PROVIDED DATA
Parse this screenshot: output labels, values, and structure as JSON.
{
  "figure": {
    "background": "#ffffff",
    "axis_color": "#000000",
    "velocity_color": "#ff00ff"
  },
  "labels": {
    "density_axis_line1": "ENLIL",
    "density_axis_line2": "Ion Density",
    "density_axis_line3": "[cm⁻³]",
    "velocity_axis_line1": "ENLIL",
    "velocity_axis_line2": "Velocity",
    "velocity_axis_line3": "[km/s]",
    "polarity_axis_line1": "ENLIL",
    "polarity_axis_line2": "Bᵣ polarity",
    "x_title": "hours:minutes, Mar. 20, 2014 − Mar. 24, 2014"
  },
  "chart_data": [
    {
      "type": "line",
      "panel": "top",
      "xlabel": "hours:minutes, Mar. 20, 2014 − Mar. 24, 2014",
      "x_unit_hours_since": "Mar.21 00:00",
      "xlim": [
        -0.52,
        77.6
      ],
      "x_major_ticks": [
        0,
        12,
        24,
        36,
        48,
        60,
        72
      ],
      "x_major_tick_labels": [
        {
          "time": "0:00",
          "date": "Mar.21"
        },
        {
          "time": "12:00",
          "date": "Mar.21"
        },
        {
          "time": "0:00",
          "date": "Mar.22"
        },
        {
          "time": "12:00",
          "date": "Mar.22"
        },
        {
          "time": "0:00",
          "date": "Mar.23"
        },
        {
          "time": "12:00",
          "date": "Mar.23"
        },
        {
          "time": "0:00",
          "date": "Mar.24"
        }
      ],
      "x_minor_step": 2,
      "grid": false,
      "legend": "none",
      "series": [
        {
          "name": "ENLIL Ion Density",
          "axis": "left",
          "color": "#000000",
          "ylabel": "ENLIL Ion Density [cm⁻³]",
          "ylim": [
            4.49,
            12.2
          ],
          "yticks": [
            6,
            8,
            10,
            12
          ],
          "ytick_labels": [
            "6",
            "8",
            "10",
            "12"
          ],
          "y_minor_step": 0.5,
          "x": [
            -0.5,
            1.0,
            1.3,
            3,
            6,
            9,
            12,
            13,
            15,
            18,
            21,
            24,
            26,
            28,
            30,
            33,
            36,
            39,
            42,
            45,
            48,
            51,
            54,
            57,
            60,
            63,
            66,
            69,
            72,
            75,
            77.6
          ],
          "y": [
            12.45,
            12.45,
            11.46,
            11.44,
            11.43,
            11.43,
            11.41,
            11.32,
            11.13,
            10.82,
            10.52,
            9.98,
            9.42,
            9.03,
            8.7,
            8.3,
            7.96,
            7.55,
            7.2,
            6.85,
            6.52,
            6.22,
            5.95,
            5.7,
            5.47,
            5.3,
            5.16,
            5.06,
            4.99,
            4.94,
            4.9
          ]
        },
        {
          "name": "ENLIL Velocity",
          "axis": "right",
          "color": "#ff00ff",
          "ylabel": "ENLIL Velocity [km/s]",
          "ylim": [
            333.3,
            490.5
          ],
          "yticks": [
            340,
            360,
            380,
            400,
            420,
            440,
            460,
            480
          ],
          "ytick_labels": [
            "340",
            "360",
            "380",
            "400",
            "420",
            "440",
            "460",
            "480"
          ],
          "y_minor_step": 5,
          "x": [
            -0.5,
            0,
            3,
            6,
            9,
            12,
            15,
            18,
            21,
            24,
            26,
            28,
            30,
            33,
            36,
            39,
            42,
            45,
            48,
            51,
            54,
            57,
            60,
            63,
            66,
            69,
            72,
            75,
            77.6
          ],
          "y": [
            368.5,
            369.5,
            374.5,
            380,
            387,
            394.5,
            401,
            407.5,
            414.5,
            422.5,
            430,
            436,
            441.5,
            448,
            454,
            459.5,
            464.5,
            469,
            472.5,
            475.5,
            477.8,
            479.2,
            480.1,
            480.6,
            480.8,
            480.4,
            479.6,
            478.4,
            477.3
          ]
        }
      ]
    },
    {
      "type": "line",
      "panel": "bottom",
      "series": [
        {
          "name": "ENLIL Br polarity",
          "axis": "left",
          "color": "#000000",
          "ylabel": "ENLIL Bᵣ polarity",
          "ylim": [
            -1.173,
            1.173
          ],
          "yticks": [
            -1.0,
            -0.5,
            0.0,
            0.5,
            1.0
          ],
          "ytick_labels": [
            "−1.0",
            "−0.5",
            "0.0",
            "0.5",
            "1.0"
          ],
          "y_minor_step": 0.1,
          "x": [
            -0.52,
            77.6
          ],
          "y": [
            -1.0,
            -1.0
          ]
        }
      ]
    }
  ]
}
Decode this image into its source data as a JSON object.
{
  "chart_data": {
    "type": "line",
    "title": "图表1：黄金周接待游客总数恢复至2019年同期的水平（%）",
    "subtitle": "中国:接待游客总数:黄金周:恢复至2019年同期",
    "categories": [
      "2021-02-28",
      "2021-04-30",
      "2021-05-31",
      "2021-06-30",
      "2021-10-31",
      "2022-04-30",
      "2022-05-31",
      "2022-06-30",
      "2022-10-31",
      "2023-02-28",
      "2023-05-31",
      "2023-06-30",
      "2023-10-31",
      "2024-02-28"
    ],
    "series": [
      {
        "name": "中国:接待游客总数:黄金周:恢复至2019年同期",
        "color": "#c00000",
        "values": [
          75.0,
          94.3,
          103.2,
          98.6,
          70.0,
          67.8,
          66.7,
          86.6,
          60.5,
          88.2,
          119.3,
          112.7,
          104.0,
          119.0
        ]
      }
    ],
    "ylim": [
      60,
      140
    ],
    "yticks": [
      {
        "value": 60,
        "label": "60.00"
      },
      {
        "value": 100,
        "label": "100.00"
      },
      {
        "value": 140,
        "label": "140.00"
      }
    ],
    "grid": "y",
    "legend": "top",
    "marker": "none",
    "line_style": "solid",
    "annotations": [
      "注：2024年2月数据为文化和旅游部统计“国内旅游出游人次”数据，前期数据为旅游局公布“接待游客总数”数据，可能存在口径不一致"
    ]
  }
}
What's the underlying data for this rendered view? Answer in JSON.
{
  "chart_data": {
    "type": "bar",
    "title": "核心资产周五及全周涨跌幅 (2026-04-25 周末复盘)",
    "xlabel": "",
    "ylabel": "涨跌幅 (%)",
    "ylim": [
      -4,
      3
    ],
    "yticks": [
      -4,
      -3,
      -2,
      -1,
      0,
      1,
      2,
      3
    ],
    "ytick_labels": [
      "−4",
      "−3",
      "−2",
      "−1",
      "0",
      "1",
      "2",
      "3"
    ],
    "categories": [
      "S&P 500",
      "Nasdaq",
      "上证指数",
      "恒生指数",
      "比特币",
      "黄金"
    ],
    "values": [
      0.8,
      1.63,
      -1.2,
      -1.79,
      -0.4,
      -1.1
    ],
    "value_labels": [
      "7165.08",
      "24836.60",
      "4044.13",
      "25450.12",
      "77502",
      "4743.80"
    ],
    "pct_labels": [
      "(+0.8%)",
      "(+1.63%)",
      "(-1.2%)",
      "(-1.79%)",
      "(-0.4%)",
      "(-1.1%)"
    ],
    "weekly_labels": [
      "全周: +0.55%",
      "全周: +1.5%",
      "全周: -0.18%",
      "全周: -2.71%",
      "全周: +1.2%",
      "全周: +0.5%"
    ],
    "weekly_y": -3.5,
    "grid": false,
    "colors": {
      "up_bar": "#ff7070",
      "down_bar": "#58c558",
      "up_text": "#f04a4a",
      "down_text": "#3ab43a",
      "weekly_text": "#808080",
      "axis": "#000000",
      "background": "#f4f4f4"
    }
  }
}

JOB
Your task is to transcribe the material exactly.

EXPECTED ANSWER
Parse this screenshot: output labels, values, and structure as JSON.
{
  "figure": {
    "background": "#ffffff",
    "axis_color": "#000000",
    "velocity_color": "#ff00ff"
  },
  "labels": {
    "density_axis_line1": "ENLIL",
    "density_axis_line2": "Ion Density",
    "density_axis_line3": "[cm⁻³]",
    "velocity_axis_line1": "ENLIL",
    "velocity_axis_line2": "Velocity",
    "velocity_axis_line3": "[km/s]",
    "polarity_axis_line1": "ENLIL",
    "polarity_axis_line2": "Bᵣ polarity",
    "x_title": "hours:minutes, Mar. 20, 2014 − Mar. 24, 2014"
  },
  "chart_data": [
    {
      "type": "line",
      "panel": "top",
      "xlabel": "hours:minutes, Mar. 20, 2014 − Mar. 24, 2014",
      "x_unit_hours_since": "Mar.21 00:00",
      "xlim": [
        -0.52,
        77.6
      ],
      "x_major_ticks": [
        0,
        12,
        24,
        36,
        48,
        60,
        72
      ],
      "x_major_tick_labels": [
        {
          "time": "0:00",
          "date": "Mar.21"
        },
        {
          "time": "12:00",
          "date": "Mar.21"
        },
        {
          "time": "0:00",
          "date": "Mar.22"
        },
        {
          "time": "12:00",
          "date": "Mar.22"
        },
        {
          "time": "0:00",
          "date": "Mar.23"
        },
        {
          "time": "12:00",
          "date": "Mar.23"
        },
        {
          "time": "0:00",
          "date": "Mar.24"
        }
      ],
      "x_minor_step": 2,
      "grid": false,
      "legend": "none",
      "series": [
        {
          "name": "ENLIL Ion Density",
          "axis": "left",
          "color": "#000000",
          "ylabel": "ENLIL Ion Density [cm⁻³]",
          "ylim": [
            4.49,
            12.2
          ],
          "yticks": [
            6,
            8,
            10,
            12
          ],
          "ytick_labels": [
            "6",
            "8",
            "10",
            "12"
          ],
          "y_minor_step": 0.5,
          "x": [
            -0.5,
            1.0,
            1.3,
            3,
            6,
            9,
            12,
            13,
            15,
            18,
            21,
            24,
            26,
            28,
            30,
            33,
            36,
            39,
            42,
            45,
            48,
            51,
            54,
            57,
            60,
            63,
            66,
            69,
            72,
            75,
            77.6
          ],
          "y": [
            12.45,
            12.45,
            11.46,
            11.44,
            11.43,
            11.43,
            11.41,
            11.32,
            11.13,
            10.82,
            10.52,
            9.98,
            9.42,
            9.03,
            8.7,
            8.3,
            7.96,
            7.55,
            7.2,
            6.85,
            6.52,
            6.22,
            5.95,
            5.7,
            5.47,
            5.3,
            5.16,
            5.06,
            4.99,
            4.94,
            4.9
          ]
        },
        {
          "name": "ENLIL Velocity",
          "axis": "right",
          "color": "#ff00ff",
          "ylabel": "ENLIL Velocity [km/s]",
          "ylim": [
            333.3,
            490.5
          ],
          "yticks": [
            340,
            360,
            380,
            400,
            420,
            440,
            460,
            480
          ],
          "ytick_labels": [
            "340",
            "360",
            "380",
            "400",
            "420",
            "440",
            "460",
            "480"
          ],
          "y_minor_step": 5,
          "x": [
            -0.5,
            0,
            3,
            6,
            9,
            12,
            15,
            18,
            21,
            24,
            26,
            28,
            30,
            33,
            36,
            39,
            42,
            45,
            48,
            51,
            54,
            57,
            60,
            63,
            66,
            69,
            72,
            75,
            77.6
          ],
          "y": [
            368.5,
            369.5,
            374.5,
            380,
            387,
            394.5,
            401,
            407.5,
            414.5,
            422.5,
            430,
            436,
            441.5,
            448,
            454,
            459.5,
            464.5,
            469,
            472.5,
            475.5,
            477.8,
            479.2,
            480.1,
            480.6,
            480.8,
            480.4,
            479.6,
            478.4,
            477.3
          ]
        }
      ]
    },
    {
      "type": "line",
      "panel": "bottom",
      "series": [
        {
          "name": "ENLIL Br polarity",
          "axis": "left",
          "color": "#000000",
          "ylabel": "ENLIL Bᵣ polarity",
          "ylim": [
            -1.173,
            1.173
          ],
          "yticks": [
            -1.0,
            -0.5,
            0.0,
            0.5,
            1.0
          ],
          "ytick_labels": [
            "−1.0",
            "−0.5",
            "0.0",
            "0.5",
            "1.0"
          ],
          "y_minor_step": 0.1,
          "x": [
            -0.52,
            77.6
          ],
          "y": [
            -1.0,
            -1.0
          ]
        }
      ]
    }
  ]
}
Decode this image into its source data as a JSON object.
{
  "chart_data": {
    "type": "line",
    "title": "图表1：黄金周接待游客总数恢复至2019年同期的水平（%）",
    "subtitle": "中国:接待游客总数:黄金周:恢复至2019年同期",
    "categories": [
      "2021-02-28",
      "2021-04-30",
      "2021-05-31",
      "2021-06-30",
      "2021-10-31",
      "2022-04-30",
      "2022-05-31",
      "2022-06-30",
      "2022-10-31",
      "2023-02-28",
      "2023-05-31",
      "2023-06-30",
      "2023-10-31",
      "2024-02-28"
    ],
    "series": [
      {
        "name": "中国:接待游客总数:黄金周:恢复至2019年同期",
        "color": "#c00000",
        "values": [
          75.0,
          94.3,
          103.2,
          98.6,
          70.0,
          67.8,
          66.7,
          86.6,
          60.5,
          88.2,
          119.3,
          112.7,
          104.0,
          119.0
        ]
      }
    ],
    "ylim": [
      60,
      140
    ],
    "yticks": [
      {
        "value": 60,
        "label": "60.00"
      },
      {
        "value": 100,
        "label": "100.00"
      },
      {
        "value": 140,
        "label": "140.00"
      }
    ],
    "grid": "y",
    "legend": "top",
    "marker": "none",
    "line_style": "solid",
    "annotations": [
      "注：2024年2月数据为文化和旅游部统计“国内旅游出游人次”数据，前期数据为旅游局公布“接待游客总数”数据，可能存在口径不一致"
    ]
  }
}
What's the underlying data for this rendered view? Answer in JSON.
{
  "chart_data": {
    "type": "bar",
    "title": "核心资产周五及全周涨跌幅 (2026-04-25 周末复盘)",
    "xlabel": "",
    "ylabel": "涨跌幅 (%)",
    "ylim": [
      -4,
      3
    ],
    "yticks": [
      -4,
      -3,
      -2,
      -1,
      0,
      1,
      2,
      3
    ],
    "ytick_labels": [
      "−4",
      "−3",
      "−2",
      "−1",
      "0",
      "1",
      "2",
      "3"
    ],
    "categories": [
      "S&P 500",
      "Nasdaq",
      "上证指数",
      "恒生指数",
      "比特币",
      "黄金"
    ],
    "values": [
      0.8,
      1.63,
      -1.2,
      -1.79,
      -0.4,
      -1.1
    ],
    "value_labels": [
      "7165.08",
      "24836.60",
      "4044.13",
      "25450.12",
      "77502",
      "4743.80"
    ],
    "pct_labels": [
      "(+0.8%)",
      "(+1.63%)",
      "(-1.2%)",
      "(-1.79%)",
      "(-0.4%)",
      "(-1.1%)"
    ],
    "weekly_labels": [
      "全周: +0.55%",
      "全周: +1.5%",
      "全周: -0.18%",
      "全周: -2.71%",
      "全周: +1.2%",
      "全周: +0.5%"
    ],
    "weekly_y": -3.5,
    "grid": false,
    "colors": {
      "up_bar": "#ff7070",
      "down_bar": "#58c558",
      "up_text": "#f04a4a",
      "down_text": "#3ab43a",
      "weekly_text": "#808080",
      "axis": "#000000",
      "background": "#f4f4f4"
    }
  }
}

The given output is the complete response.